━━━━━ Given records ━━━━━

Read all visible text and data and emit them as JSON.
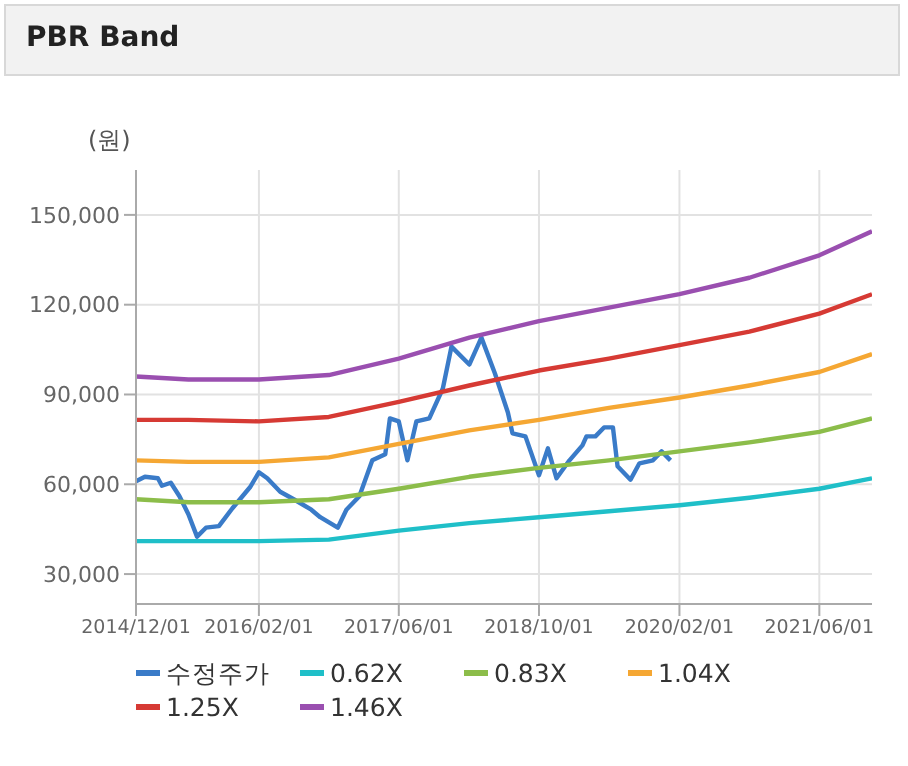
{
  "chart_data": {
    "type": "line",
    "title": "PBR Band",
    "ylabel": "(원)",
    "xlim": [
      "2014-12-01",
      "2021-12-01"
    ],
    "xticks": [
      {
        "value": "2014-12-01",
        "label": "2014/12/01"
      },
      {
        "value": "2016-02-01",
        "label": "2016/02/01"
      },
      {
        "value": "2017-06-01",
        "label": "2017/06/01"
      },
      {
        "value": "2018-10-01",
        "label": "2018/10/01"
      },
      {
        "value": "2020-02-01",
        "label": "2020/02/01"
      },
      {
        "value": "2021-06-01",
        "label": "2021/06/01"
      }
    ],
    "ylim": [
      20000,
      165000
    ],
    "yticks": [
      {
        "value": 30000,
        "label": "30,000"
      },
      {
        "value": 60000,
        "label": "60,000"
      },
      {
        "value": 90000,
        "label": "90,000"
      },
      {
        "value": 120000,
        "label": "120,000"
      },
      {
        "value": 150000,
        "label": "150,000"
      }
    ],
    "grid": true,
    "legend": "bottom",
    "marker": "none",
    "line_style": "solid",
    "series": [
      {
        "name": "수정주가",
        "color": "#3a7bc8",
        "x": [
          "2014-12-01",
          "2015-01-01",
          "2015-02-15",
          "2015-03-01",
          "2015-04-01",
          "2015-05-01",
          "2015-06-01",
          "2015-07-01",
          "2015-08-01",
          "2015-09-15",
          "2015-11-01",
          "2016-01-01",
          "2016-02-01",
          "2016-03-01",
          "2016-04-15",
          "2016-06-01",
          "2016-08-01",
          "2016-09-01",
          "2016-11-01",
          "2016-12-01",
          "2017-01-15",
          "2017-03-01",
          "2017-04-15",
          "2017-05-01",
          "2017-06-01",
          "2017-07-01",
          "2017-08-01",
          "2017-09-15",
          "2017-11-01",
          "2017-12-01",
          "2018-02-01",
          "2018-03-15",
          "2018-05-01",
          "2018-06-15",
          "2018-07-01",
          "2018-08-15",
          "2018-10-01",
          "2018-11-01",
          "2018-12-01",
          "2019-01-15",
          "2019-03-01",
          "2019-03-15",
          "2019-04-15",
          "2019-05-15",
          "2019-06-15",
          "2019-07-01",
          "2019-08-15",
          "2019-09-15",
          "2019-11-01",
          "2019-12-01",
          "2020-01-01"
        ],
        "values": [
          61000,
          62500,
          62000,
          59500,
          60500,
          56000,
          50000,
          42500,
          45500,
          46000,
          52000,
          59000,
          64000,
          62000,
          57500,
          55000,
          51500,
          49000,
          45500,
          51500,
          56000,
          68000,
          70000,
          82000,
          81000,
          68000,
          81000,
          82000,
          92000,
          106000,
          100000,
          109000,
          97000,
          84000,
          77000,
          76000,
          63000,
          72000,
          62000,
          68000,
          73000,
          76000,
          76000,
          79000,
          79000,
          66000,
          61500,
          67000,
          68000,
          71000,
          68000
        ]
      },
      {
        "name": "0.62X",
        "color": "#1fbfc8",
        "x": [
          "2014-12-01",
          "2015-06-01",
          "2016-02-01",
          "2016-10-01",
          "2017-06-01",
          "2018-02-01",
          "2018-10-01",
          "2019-06-01",
          "2020-02-01",
          "2020-10-01",
          "2021-06-01",
          "2021-12-01"
        ],
        "values": [
          41000,
          41000,
          41000,
          41500,
          44500,
          47000,
          49000,
          51000,
          53000,
          55500,
          58500,
          62000
        ]
      },
      {
        "name": "0.83X",
        "color": "#8cbd4a",
        "x": [
          "2014-12-01",
          "2015-06-01",
          "2016-02-01",
          "2016-10-01",
          "2017-06-01",
          "2018-02-01",
          "2018-10-01",
          "2019-06-01",
          "2020-02-01",
          "2020-10-01",
          "2021-06-01",
          "2021-12-01"
        ],
        "values": [
          55000,
          54000,
          54000,
          55000,
          58500,
          62500,
          65500,
          68000,
          71000,
          74000,
          77500,
          82000
        ]
      },
      {
        "name": "1.04X",
        "color": "#f5a733",
        "x": [
          "2014-12-01",
          "2015-06-01",
          "2016-02-01",
          "2016-10-01",
          "2017-06-01",
          "2018-02-01",
          "2018-10-01",
          "2019-06-01",
          "2020-02-01",
          "2020-10-01",
          "2021-06-01",
          "2021-12-01"
        ],
        "values": [
          68000,
          67500,
          67500,
          69000,
          73500,
          78000,
          81500,
          85500,
          89000,
          93000,
          97500,
          103500
        ]
      },
      {
        "name": "1.25X",
        "color": "#d63a34",
        "x": [
          "2014-12-01",
          "2015-06-01",
          "2016-02-01",
          "2016-10-01",
          "2017-06-01",
          "2018-02-01",
          "2018-10-01",
          "2019-06-01",
          "2020-02-01",
          "2020-10-01",
          "2021-06-01",
          "2021-12-01"
        ],
        "values": [
          81500,
          81500,
          81000,
          82500,
          87500,
          93000,
          98000,
          102000,
          106500,
          111000,
          117000,
          123500
        ]
      },
      {
        "name": "1.46X",
        "color": "#9a4fb0",
        "x": [
          "2014-12-01",
          "2015-06-01",
          "2016-02-01",
          "2016-10-01",
          "2017-06-01",
          "2018-02-01",
          "2018-10-01",
          "2019-06-01",
          "2020-02-01",
          "2020-10-01",
          "2021-06-01",
          "2021-12-01"
        ],
        "values": [
          96000,
          95000,
          95000,
          96500,
          102000,
          109000,
          114500,
          119000,
          123500,
          129000,
          136500,
          144500
        ]
      }
    ]
  }
}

━━━━━

__Brief__:
Using the material above, report each line where "color" occurs.

__Task output__:
        "color": "#3a7bc8",
        "color": "#1fbfc8",
        "color": "#8cbd4a",
        "color": "#f5a733",
        "color": "#d63a34",
        "color": "#9a4fb0",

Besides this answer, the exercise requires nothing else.